------ DATA ROWS
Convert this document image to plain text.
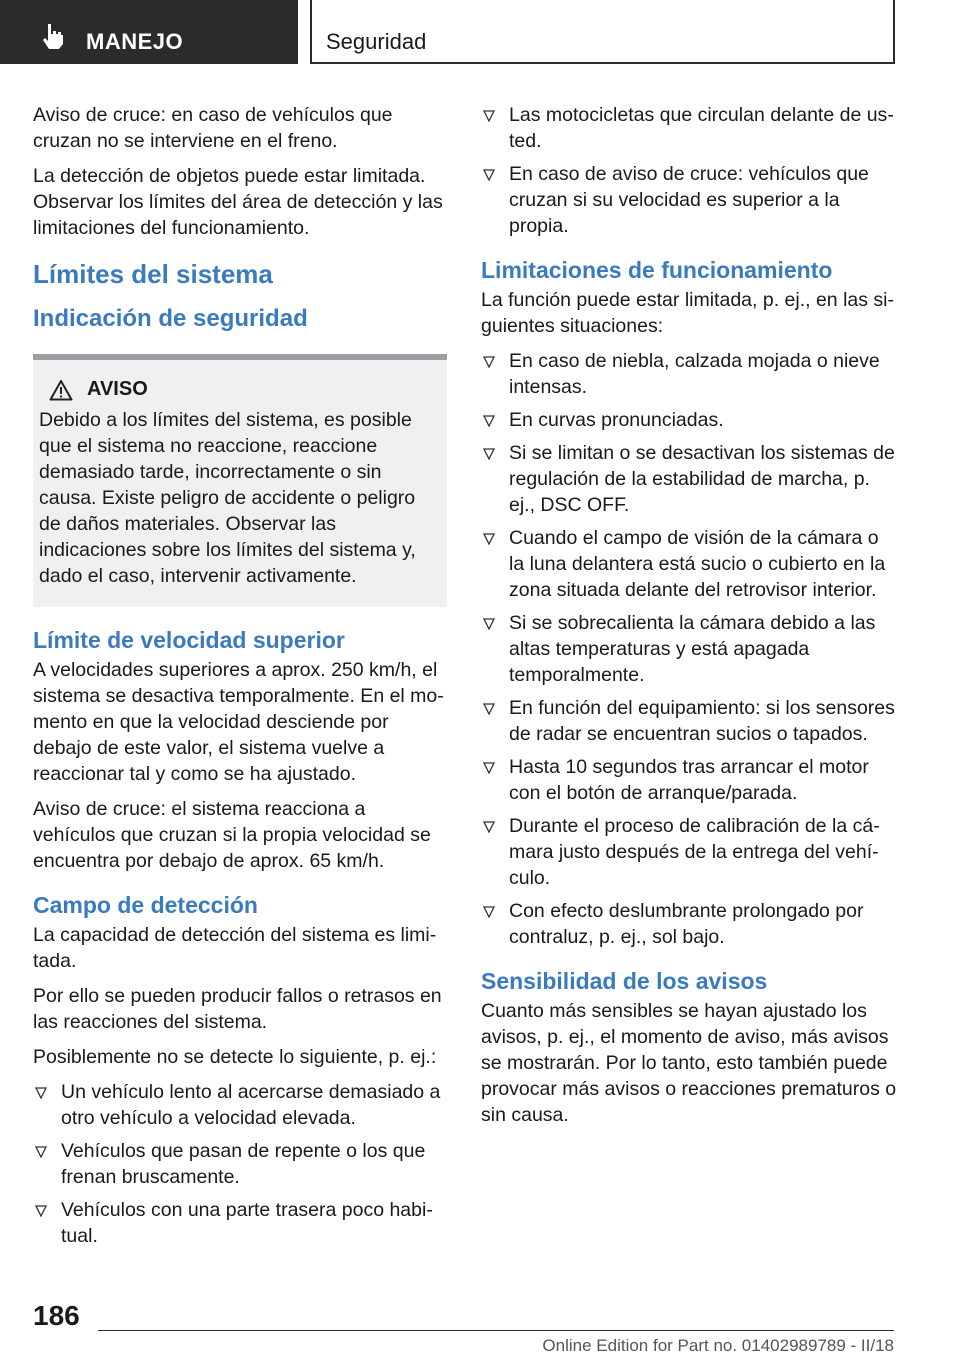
MANEJO	Seguridad

Aviso de cruce: en caso de vehículos que cruzan no se interviene en el freno.

La detección de objetos puede estar limitada. Observar los límites del área de detección y las limitaciones del funcionamiento.

Límites del sistema
Indicación de seguridad
AVISO

Debido a los límites del sistema, es posible que el sistema no reaccione, reaccione demasiado tarde, incorrectamente o sin causa. Existe peligro de accidente o peligro de daños materiales. Observar las indicaciones sobre los límites del sistema y, dado el caso, intervenir activamente.

Límite de velocidad superior

A velocidades superiores a aprox. 250 km/h, el sistema se desactiva temporalmente. En el momento en que la velocidad desciende por debajo de este valor, el sistema vuelve a reaccionar tal y como se ha ajustado.

Aviso de cruce: el sistema reacciona a vehículos que cruzan si la propia velocidad se encuentra por debajo de aprox. 65 km/h.

Campo de detección

La capacidad de detección del sistema es limitada.

Por ello se pueden producir fallos o retrasos en las reacciones del sistema.

Posiblemente no se detecte lo siguiente, p. ej.:

Un vehículo lento al acercarse demasiado a otro vehículo a velocidad elevada.
Vehículos que pasan de repente o los que frenan bruscamente.
Vehículos con una parte trasera poco habitual.
Las motocicletas que circulan delante de usted.
En caso de aviso de cruce: vehículos que cruzan si su velocidad es superior a la propia.
Limitaciones de funcionamiento

La función puede estar limitada, p. ej., en las siguientes situaciones:

En caso de niebla, calzada mojada o nieve intensas.
En curvas pronunciadas.
Si se limitan o se desactivan los sistemas de regulación de la estabilidad de marcha, p. ej., DSC OFF.
Cuando el campo de visión de la cámara o la luna delantera está sucio o cubierto en la zona situada delante del retrovisor interior.
Si se sobrecalienta la cámara debido a las altas temperaturas y está apagada temporalmente.
En función del equipamiento: si los sensores de radar se encuentran sucios o tapados.
Hasta 10 segundos tras arrancar el motor con el botón de arranque/parada.
Durante el proceso de calibración de la cámara justo después de la entrega del vehículo.
Con efecto deslumbrante prolongado por contraluz, p. ej., sol bajo.
Sensibilidad de los avisos

Cuanto más sensibles se hayan ajustado los avisos, p. ej., el momento de aviso, más avisos se mostrarán. Por lo tanto, esto también puede provocar más avisos o reacciones prematuros o sin causa.

186
Online Edition for Part no. 01402989789 - II/18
------------
TASK DIRECTIONS:
Extract every line of the data exactly; pictures stay out.

CORRECT RESULT:
Convert this document image to plain text.
MANEJO	Seguridad

Aviso de cruce: en caso de vehículos que cruzan no se interviene en el freno.

La detección de objetos puede estar limitada. Observar los límites del área de detección y las limitaciones del funcionamiento.

Límites del sistema
Indicación de seguridad
AVISO

Debido a los límites del sistema, es posible que el sistema no reaccione, reaccione demasiado tarde, incorrectamente o sin causa. Existe peligro de accidente o peligro de daños materiales. Observar las indicaciones sobre los límites del sistema y, dado el caso, intervenir activamente.

Límite de velocidad superior

A velocidades superiores a aprox. 250 km/h, el sistema se desactiva temporalmente. En el momento en que la velocidad desciende por debajo de este valor, el sistema vuelve a reaccionar tal y como se ha ajustado.

Aviso de cruce: el sistema reacciona a vehículos que cruzan si la propia velocidad se encuentra por debajo de aprox. 65 km/h.

Campo de detección

La capacidad de detección del sistema es limitada.

Por ello se pueden producir fallos o retrasos en las reacciones del sistema.

Posiblemente no se detecte lo siguiente, p. ej.:

Un vehículo lento al acercarse demasiado a otro vehículo a velocidad elevada.
Vehículos que pasan de repente o los que frenan bruscamente.
Vehículos con una parte trasera poco habitual.
Las motocicletas que circulan delante de usted.
En caso de aviso de cruce: vehículos que cruzan si su velocidad es superior a la propia.
Limitaciones de funcionamiento

La función puede estar limitada, p. ej., en las siguientes situaciones:

En caso de niebla, calzada mojada o nieve intensas.
En curvas pronunciadas.
Si se limitan o se desactivan los sistemas de regulación de la estabilidad de marcha, p. ej., DSC OFF.
Cuando el campo de visión de la cámara o la luna delantera está sucio o cubierto en la zona situada delante del retrovisor interior.
Si se sobrecalienta la cámara debido a las altas temperaturas y está apagada temporalmente.
En función del equipamiento: si los sensores de radar se encuentran sucios o tapados.
Hasta 10 segundos tras arrancar el motor con el botón de arranque/parada.
Durante el proceso de calibración de la cámara justo después de la entrega del vehículo.
Con efecto deslumbrante prolongado por contraluz, p. ej., sol bajo.
Sensibilidad de los avisos

Cuanto más sensibles se hayan ajustado los avisos, p. ej., el momento de aviso, más avisos se mostrarán. Por lo tanto, esto también puede provocar más avisos o reacciones prematuros o sin causa.

186
Online Edition for Part no. 01402989789 - II/18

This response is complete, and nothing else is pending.